-- REQUIRED WORK --
Output the records. Match them exactly.

[start DATA FOR THE TASK]

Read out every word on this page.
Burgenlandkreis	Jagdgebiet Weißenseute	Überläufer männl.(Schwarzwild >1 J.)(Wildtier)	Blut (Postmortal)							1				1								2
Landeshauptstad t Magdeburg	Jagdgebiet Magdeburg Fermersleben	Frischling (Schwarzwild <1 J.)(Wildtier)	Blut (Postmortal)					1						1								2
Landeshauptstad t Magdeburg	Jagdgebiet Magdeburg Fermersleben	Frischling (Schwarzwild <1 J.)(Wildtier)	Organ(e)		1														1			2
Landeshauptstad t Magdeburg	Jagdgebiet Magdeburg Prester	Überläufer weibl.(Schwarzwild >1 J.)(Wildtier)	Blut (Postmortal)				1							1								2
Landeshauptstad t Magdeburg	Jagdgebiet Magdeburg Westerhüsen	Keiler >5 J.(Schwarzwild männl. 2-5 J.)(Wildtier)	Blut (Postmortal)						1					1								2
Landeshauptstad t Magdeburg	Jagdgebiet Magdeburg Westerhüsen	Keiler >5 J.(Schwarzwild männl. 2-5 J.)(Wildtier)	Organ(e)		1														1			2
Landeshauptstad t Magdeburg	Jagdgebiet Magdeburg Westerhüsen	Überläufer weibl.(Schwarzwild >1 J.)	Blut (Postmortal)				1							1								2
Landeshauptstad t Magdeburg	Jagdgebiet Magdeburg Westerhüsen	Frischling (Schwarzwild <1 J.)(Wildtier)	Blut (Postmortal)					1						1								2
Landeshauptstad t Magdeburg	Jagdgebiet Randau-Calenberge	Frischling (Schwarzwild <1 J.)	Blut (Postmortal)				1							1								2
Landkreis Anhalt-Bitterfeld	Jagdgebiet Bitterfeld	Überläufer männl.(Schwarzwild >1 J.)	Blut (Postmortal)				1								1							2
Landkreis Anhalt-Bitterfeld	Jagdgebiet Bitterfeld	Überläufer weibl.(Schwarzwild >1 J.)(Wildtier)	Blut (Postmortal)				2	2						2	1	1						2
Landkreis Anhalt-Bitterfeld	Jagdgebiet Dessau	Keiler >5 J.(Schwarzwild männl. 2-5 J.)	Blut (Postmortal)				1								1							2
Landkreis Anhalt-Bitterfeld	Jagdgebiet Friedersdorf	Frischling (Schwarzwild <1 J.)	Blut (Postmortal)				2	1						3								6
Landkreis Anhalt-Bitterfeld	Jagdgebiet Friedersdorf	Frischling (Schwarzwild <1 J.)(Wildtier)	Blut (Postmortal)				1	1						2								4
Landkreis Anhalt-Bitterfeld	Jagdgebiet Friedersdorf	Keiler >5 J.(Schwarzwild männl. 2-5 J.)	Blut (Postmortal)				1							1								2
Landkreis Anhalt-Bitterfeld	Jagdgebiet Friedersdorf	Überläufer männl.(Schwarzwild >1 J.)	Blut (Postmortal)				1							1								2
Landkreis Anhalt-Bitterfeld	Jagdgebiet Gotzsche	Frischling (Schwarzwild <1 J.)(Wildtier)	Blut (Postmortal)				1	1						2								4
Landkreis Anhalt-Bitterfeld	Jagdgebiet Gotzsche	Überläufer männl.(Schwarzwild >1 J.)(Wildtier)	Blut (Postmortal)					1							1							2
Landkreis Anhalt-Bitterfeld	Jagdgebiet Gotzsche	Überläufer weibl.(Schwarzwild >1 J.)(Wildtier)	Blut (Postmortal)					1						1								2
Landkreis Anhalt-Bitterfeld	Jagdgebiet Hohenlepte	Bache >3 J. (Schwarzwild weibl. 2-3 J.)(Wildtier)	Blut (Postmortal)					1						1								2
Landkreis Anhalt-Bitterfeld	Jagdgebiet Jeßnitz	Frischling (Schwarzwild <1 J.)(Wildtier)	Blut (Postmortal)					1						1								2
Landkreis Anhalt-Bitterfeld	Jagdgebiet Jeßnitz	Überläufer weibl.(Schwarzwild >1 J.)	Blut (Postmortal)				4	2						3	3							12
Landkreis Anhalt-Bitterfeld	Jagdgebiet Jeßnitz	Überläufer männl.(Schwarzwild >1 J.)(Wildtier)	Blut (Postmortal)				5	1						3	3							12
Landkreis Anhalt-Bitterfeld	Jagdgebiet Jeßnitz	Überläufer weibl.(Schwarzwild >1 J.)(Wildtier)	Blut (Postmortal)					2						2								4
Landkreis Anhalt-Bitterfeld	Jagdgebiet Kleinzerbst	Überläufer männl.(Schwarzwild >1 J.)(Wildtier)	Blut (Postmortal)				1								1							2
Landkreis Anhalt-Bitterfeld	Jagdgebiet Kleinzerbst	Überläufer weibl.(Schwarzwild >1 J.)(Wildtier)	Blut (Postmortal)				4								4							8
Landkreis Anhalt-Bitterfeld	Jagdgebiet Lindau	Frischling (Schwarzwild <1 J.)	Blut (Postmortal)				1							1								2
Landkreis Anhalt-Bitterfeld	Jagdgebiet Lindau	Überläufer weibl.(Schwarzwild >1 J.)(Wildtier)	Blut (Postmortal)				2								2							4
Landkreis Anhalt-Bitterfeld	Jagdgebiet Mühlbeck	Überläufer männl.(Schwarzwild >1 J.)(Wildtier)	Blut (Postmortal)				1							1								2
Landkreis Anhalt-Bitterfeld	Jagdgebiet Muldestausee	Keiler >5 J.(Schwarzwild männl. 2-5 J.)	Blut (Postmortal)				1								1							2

[end DATA FOR THE TASK]

-- WORKED SOLUTION --
Read out every word on this page.
Burgenlandkreis	Jagdgebiet Weißenseute	Überläufer männl.(Schwarzwild >1 J.)(Wildtier)	Blut (Postmortal)							1				1								2
Landeshauptstad t Magdeburg	Jagdgebiet Magdeburg Fermersleben	Frischling (Schwarzwild <1 J.)(Wildtier)	Blut (Postmortal)					1						1								2
Landeshauptstad t Magdeburg	Jagdgebiet Magdeburg Fermersleben	Frischling (Schwarzwild <1 J.)(Wildtier)	Organ(e)		1														1			2
Landeshauptstad t Magdeburg	Jagdgebiet Magdeburg Prester	Überläufer weibl.(Schwarzwild >1 J.)(Wildtier)	Blut (Postmortal)				1							1								2
Landeshauptstad t Magdeburg	Jagdgebiet Magdeburg Westerhüsen	Keiler >5 J.(Schwarzwild männl. 2-5 J.)(Wildtier)	Blut (Postmortal)						1					1								2
Landeshauptstad t Magdeburg	Jagdgebiet Magdeburg Westerhüsen	Keiler >5 J.(Schwarzwild männl. 2-5 J.)(Wildtier)	Organ(e)		1														1			2
Landeshauptstad t Magdeburg	Jagdgebiet Magdeburg Westerhüsen	Überläufer weibl.(Schwarzwild >1 J.)	Blut (Postmortal)				1							1								2
Landeshauptstad t Magdeburg	Jagdgebiet Magdeburg Westerhüsen	Frischling (Schwarzwild <1 J.)(Wildtier)	Blut (Postmortal)					1						1								2
Landeshauptstad t Magdeburg	Jagdgebiet Randau-Calenberge	Frischling (Schwarzwild <1 J.)	Blut (Postmortal)				1							1								2
Landkreis Anhalt-Bitterfeld	Jagdgebiet Bitterfeld	Überläufer männl.(Schwarzwild >1 J.)	Blut (Postmortal)				1								1							2
Landkreis Anhalt-Bitterfeld	Jagdgebiet Bitterfeld	Überläufer weibl.(Schwarzwild >1 J.)(Wildtier)	Blut (Postmortal)				2	2						2	1	1						2
Landkreis Anhalt-Bitterfeld	Jagdgebiet Dessau	Keiler >5 J.(Schwarzwild männl. 2-5 J.)	Blut (Postmortal)				1								1							2
Landkreis Anhalt-Bitterfeld	Jagdgebiet Friedersdorf	Frischling (Schwarzwild <1 J.)	Blut (Postmortal)				2	1						3								6
Landkreis Anhalt-Bitterfeld	Jagdgebiet Friedersdorf	Frischling (Schwarzwild <1 J.)(Wildtier)	Blut (Postmortal)				1	1						2								4
Landkreis Anhalt-Bitterfeld	Jagdgebiet Friedersdorf	Keiler >5 J.(Schwarzwild männl. 2-5 J.)	Blut (Postmortal)				1							1								2
Landkreis Anhalt-Bitterfeld	Jagdgebiet Friedersdorf	Überläufer männl.(Schwarzwild >1 J.)	Blut (Postmortal)				1							1								2
Landkreis Anhalt-Bitterfeld	Jagdgebiet Gotzsche	Frischling (Schwarzwild <1 J.)(Wildtier)	Blut (Postmortal)				1	1						2								4
Landkreis Anhalt-Bitterfeld	Jagdgebiet Gotzsche	Überläufer männl.(Schwarzwild >1 J.)(Wildtier)	Blut (Postmortal)					1							1							2
Landkreis Anhalt-Bitterfeld	Jagdgebiet Gotzsche	Überläufer weibl.(Schwarzwild >1 J.)(Wildtier)	Blut (Postmortal)					1						1								2
Landkreis Anhalt-Bitterfeld	Jagdgebiet Hohenlepte	Bache >3 J. (Schwarzwild weibl. 2-3 J.)(Wildtier)	Blut (Postmortal)					1						1								2
Landkreis Anhalt-Bitterfeld	Jagdgebiet Jeßnitz	Frischling (Schwarzwild <1 J.)(Wildtier)	Blut (Postmortal)					1						1								2
Landkreis Anhalt-Bitterfeld	Jagdgebiet Jeßnitz	Überläufer weibl.(Schwarzwild >1 J.)	Blut (Postmortal)				4	2						3	3							12
Landkreis Anhalt-Bitterfeld	Jagdgebiet Jeßnitz	Überläufer männl.(Schwarzwild >1 J.)(Wildtier)	Blut (Postmortal)				5	1						3	3							12
Landkreis Anhalt-Bitterfeld	Jagdgebiet Jeßnitz	Überläufer weibl.(Schwarzwild >1 J.)(Wildtier)	Blut (Postmortal)					2						2								4
Landkreis Anhalt-Bitterfeld	Jagdgebiet Kleinzerbst	Überläufer männl.(Schwarzwild >1 J.)(Wildtier)	Blut (Postmortal)				1								1							2
Landkreis Anhalt-Bitterfeld	Jagdgebiet Kleinzerbst	Überläufer weibl.(Schwarzwild >1 J.)(Wildtier)	Blut (Postmortal)				4								4							8
Landkreis Anhalt-Bitterfeld	Jagdgebiet Lindau	Frischling (Schwarzwild <1 J.)	Blut (Postmortal)				1							1								2
Landkreis Anhalt-Bitterfeld	Jagdgebiet Lindau	Überläufer weibl.(Schwarzwild >1 J.)(Wildtier)	Blut (Postmortal)				2								2							4
Landkreis Anhalt-Bitterfeld	Jagdgebiet Mühlbeck	Überläufer männl.(Schwarzwild >1 J.)(Wildtier)	Blut (Postmortal)				1							1								2
Landkreis Anhalt-Bitterfeld	Jagdgebiet Muldestausee	Keiler >5 J.(Schwarzwild männl. 2-5 J.)	Blut (Postmortal)				1								1							2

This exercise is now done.